#### [INSTRUCTION]
Your answer should be one number: the count of lines in these entries that hold the word "activity".

Figure record listings:
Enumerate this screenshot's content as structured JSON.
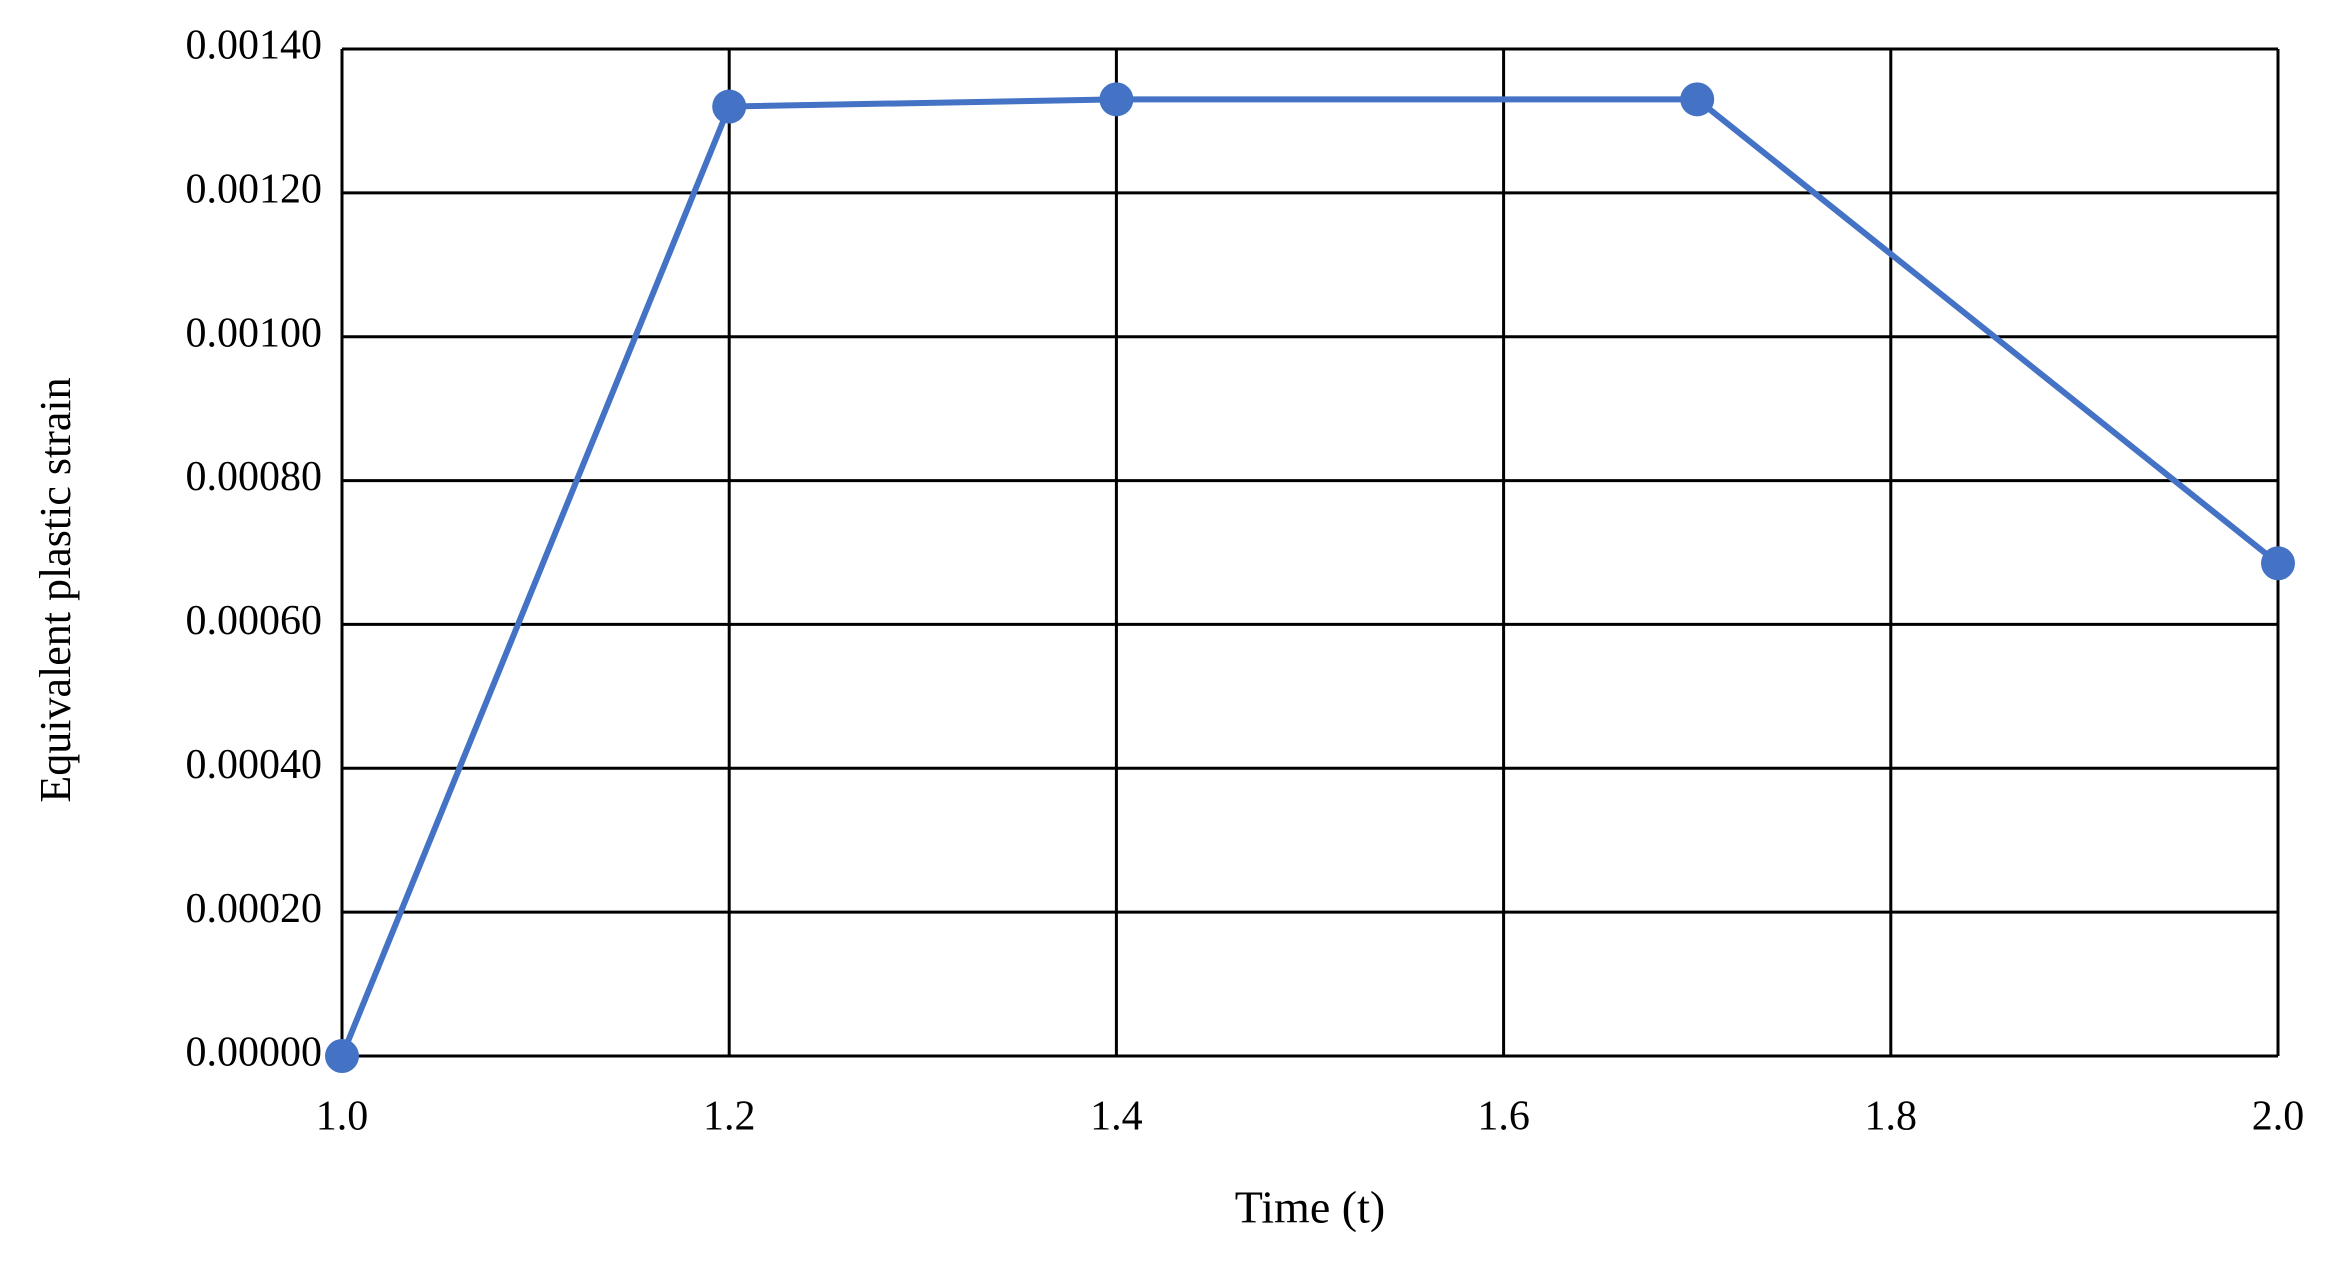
{
  "chart_data": {
    "type": "line",
    "x_label": "Time (t)",
    "y_label": "Equivalent plastic strain",
    "x": [
      1.0,
      1.2,
      1.4,
      1.7,
      2.0
    ],
    "series": [
      {
        "color": "#4472c4",
        "values": [
          0,
          0.00132,
          0.00133,
          0.00133,
          0.000685
        ]
      }
    ],
    "xlim": [
      1.0,
      2.0
    ],
    "xticks": [
      {
        "value": 1.0,
        "label": "1.0"
      },
      1.2,
      1.4,
      1.6,
      1.8,
      {
        "value": 2.0,
        "label": "2.0"
      }
    ],
    "ylim": [
      0,
      0.0014
    ],
    "yticks": [
      {
        "value": 0,
        "label": "0.00000"
      },
      {
        "value": 0.0002,
        "label": "0.00020"
      },
      {
        "value": 0.0004,
        "label": "0.00040"
      },
      {
        "value": 0.0006,
        "label": "0.00060"
      },
      {
        "value": 0.0008,
        "label": "0.00080"
      },
      {
        "value": 0.001,
        "label": "0.00100"
      },
      {
        "value": 0.0012,
        "label": "0.00120"
      },
      {
        "value": 0.0014,
        "label": "0.00140"
      }
    ],
    "grid": true
  }
}
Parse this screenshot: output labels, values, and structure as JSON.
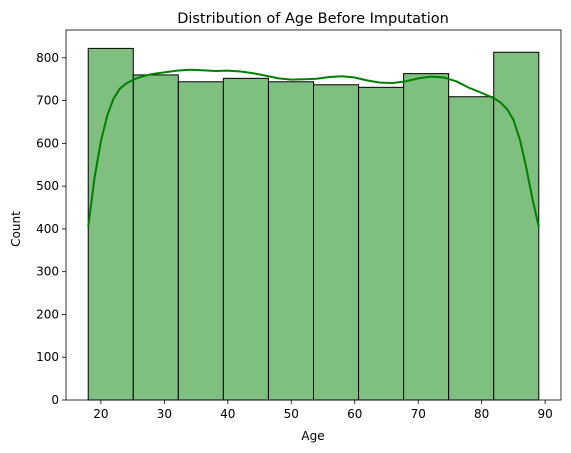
{
  "chart_data": {
    "type": "histogram",
    "title": "Distribution of Age Before Imputation",
    "xlabel": "Age",
    "ylabel": "Count",
    "xlim": [
      14.5,
      92.5
    ],
    "ylim": [
      0,
      865
    ],
    "x_ticks": [
      20,
      30,
      40,
      50,
      60,
      70,
      80,
      90
    ],
    "y_ticks": [
      0,
      100,
      200,
      300,
      400,
      500,
      600,
      700,
      800
    ],
    "bin_edges": [
      18,
      25.1,
      32.2,
      39.3,
      46.4,
      53.5,
      60.6,
      67.7,
      74.8,
      81.9,
      89
    ],
    "values": [
      822,
      760,
      744,
      752,
      744,
      737,
      731,
      763,
      709,
      813
    ],
    "bar_color": "#7fbf7f",
    "bar_edge_color": "#000000",
    "kde": {
      "color": "#008000",
      "x": [
        18,
        19,
        20,
        21,
        22,
        23,
        24,
        25,
        26,
        28,
        30,
        32,
        34,
        36,
        38,
        40,
        42,
        44,
        46,
        48,
        50,
        52,
        54,
        56,
        58,
        60,
        62,
        64,
        66,
        68,
        70,
        72,
        74,
        76,
        78,
        80,
        82,
        83,
        84,
        85,
        86,
        87,
        88,
        89
      ],
      "y": [
        405,
        520,
        605,
        665,
        705,
        728,
        740,
        748,
        754,
        762,
        766,
        770,
        772,
        771,
        769,
        770,
        768,
        764,
        758,
        752,
        749,
        750,
        751,
        755,
        757,
        754,
        747,
        742,
        741,
        745,
        752,
        756,
        754,
        745,
        730,
        718,
        705,
        695,
        680,
        655,
        610,
        545,
        470,
        405
      ]
    }
  }
}
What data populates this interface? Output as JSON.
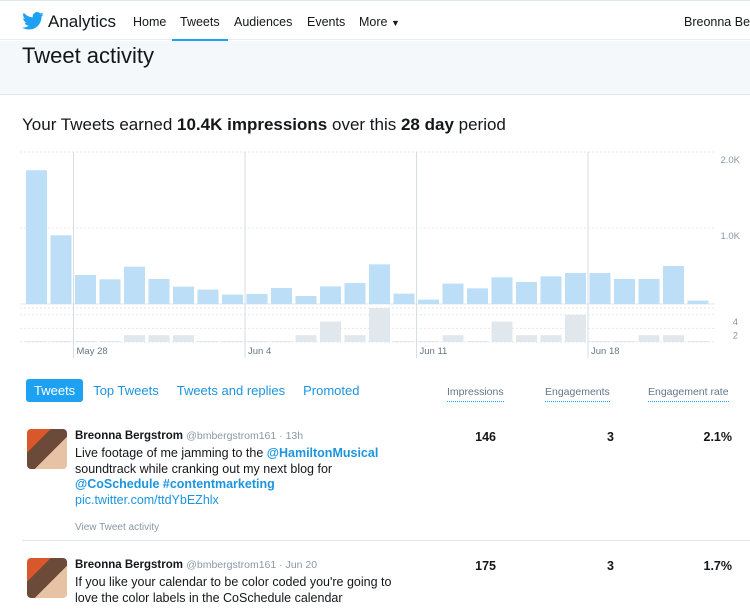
{
  "header": {
    "brand": "Analytics",
    "nav": [
      "Home",
      "Tweets",
      "Audiences",
      "Events",
      "More"
    ],
    "active": "Tweets",
    "user": "Breonna Ber",
    "accent": "#1da1f2"
  },
  "page_title": "Tweet activity",
  "summary": {
    "prefix": "Your Tweets earned ",
    "impressions": "10.4K impressions",
    "middle": " over this ",
    "period": "28 day",
    "suffix": " period"
  },
  "chart_data": [
    {
      "type": "bar",
      "title": "",
      "series": [
        {
          "values": [
            1760,
            904,
            382,
            325,
            491,
            329,
            228,
            189,
            123,
            132,
            211,
            105,
            232,
            276,
            522,
            136,
            57,
            268,
            206,
            351,
            289,
            364,
            408,
            408,
            329,
            329,
            500,
            44
          ]
        }
      ],
      "yticks": [
        "1.0K",
        "2.0K"
      ],
      "ylim": [
        0,
        2000
      ],
      "xticks": [
        "May 28",
        "Jun 4",
        "Jun 11",
        "Jun 18"
      ],
      "xtick_index": [
        2,
        9,
        16,
        23
      ],
      "color": "#bcdff7",
      "grid": true
    },
    {
      "type": "bar",
      "title": "",
      "series": [
        {
          "values": [
            0,
            0,
            0,
            0,
            1,
            1,
            1,
            0,
            0,
            0,
            0,
            1,
            3,
            1,
            5,
            0,
            0,
            1,
            0,
            3,
            1,
            1,
            4,
            0,
            0,
            1,
            1,
            0
          ]
        }
      ],
      "yticks": [
        "2",
        "4"
      ],
      "ylim": [
        0,
        5
      ],
      "color": "#e1e8ed",
      "grid": true
    }
  ],
  "tabs": [
    "Tweets",
    "Top Tweets",
    "Tweets and replies",
    "Promoted"
  ],
  "columns": [
    "Impressions",
    "Engagements",
    "Engagement rate"
  ],
  "tweets": [
    {
      "name": "Breonna Bergstrom",
      "handle": "@bmbergstrom161 · 13h",
      "t1": "Live footage of me jamming to the ",
      "m1": "@HamiltonMusical",
      "t2": " soundtrack while cranking out my next blog for ",
      "m2": "@CoSchedule #contentmarketing",
      "link": "pic.twitter.com/ttdYbEZhlx",
      "activity": "View Tweet activity",
      "impressions": "146",
      "engagements": "3",
      "rate": "2.1%"
    },
    {
      "name": "Breonna Bergstrom",
      "handle": "@bmbergstrom161 · Jun 20",
      "t1": "If you like your calendar to be color coded you're going to love the color labels in the CoSchedule calendar",
      "impressions": "175",
      "engagements": "3",
      "rate": "1.7%"
    }
  ]
}
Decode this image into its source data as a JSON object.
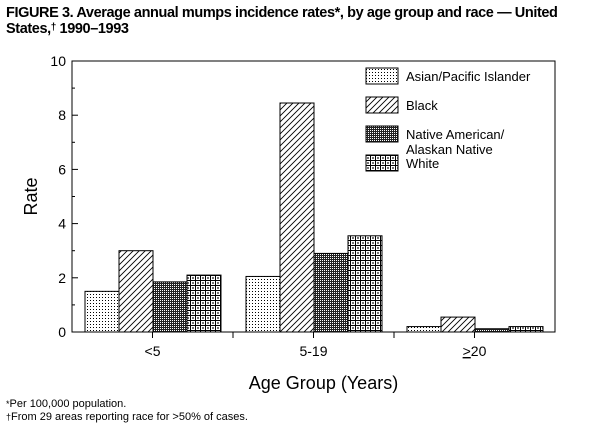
{
  "title": {
    "line1": "FIGURE 3. Average annual mumps incidence rates*, by age group and race — United",
    "line2_prefix": "States,",
    "line2_mark": "†",
    "line2_suffix": " 1990–1993"
  },
  "chart_data": {
    "type": "bar",
    "categories": [
      "<5",
      "5-19",
      "≥20"
    ],
    "series": [
      {
        "name": "Asian/Pacific Islander",
        "values": [
          1.5,
          2.05,
          0.2
        ],
        "pattern": "dots"
      },
      {
        "name": "Black",
        "values": [
          3.0,
          8.45,
          0.55
        ],
        "pattern": "hatch"
      },
      {
        "name": "Native American/\nAlaskan Native",
        "values": [
          1.85,
          2.9,
          0.12
        ],
        "pattern": "dense"
      },
      {
        "name": "White",
        "values": [
          2.1,
          3.55,
          0.2
        ],
        "pattern": "grid"
      }
    ],
    "ylabel": "Rate",
    "xlabel": "Age Group (Years)",
    "ylim": [
      0,
      10
    ],
    "yticks": [
      "0",
      "2",
      "4",
      "6",
      "8",
      "10"
    ],
    "legend_position": "top-right",
    "grid": false
  },
  "footnotes": [
    {
      "mark": "*",
      "text": "Per 100,000 population."
    },
    {
      "mark": "†",
      "text": "From 29 areas reporting race for >50% of cases."
    }
  ]
}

#### [WRITTEN ANSWER]
2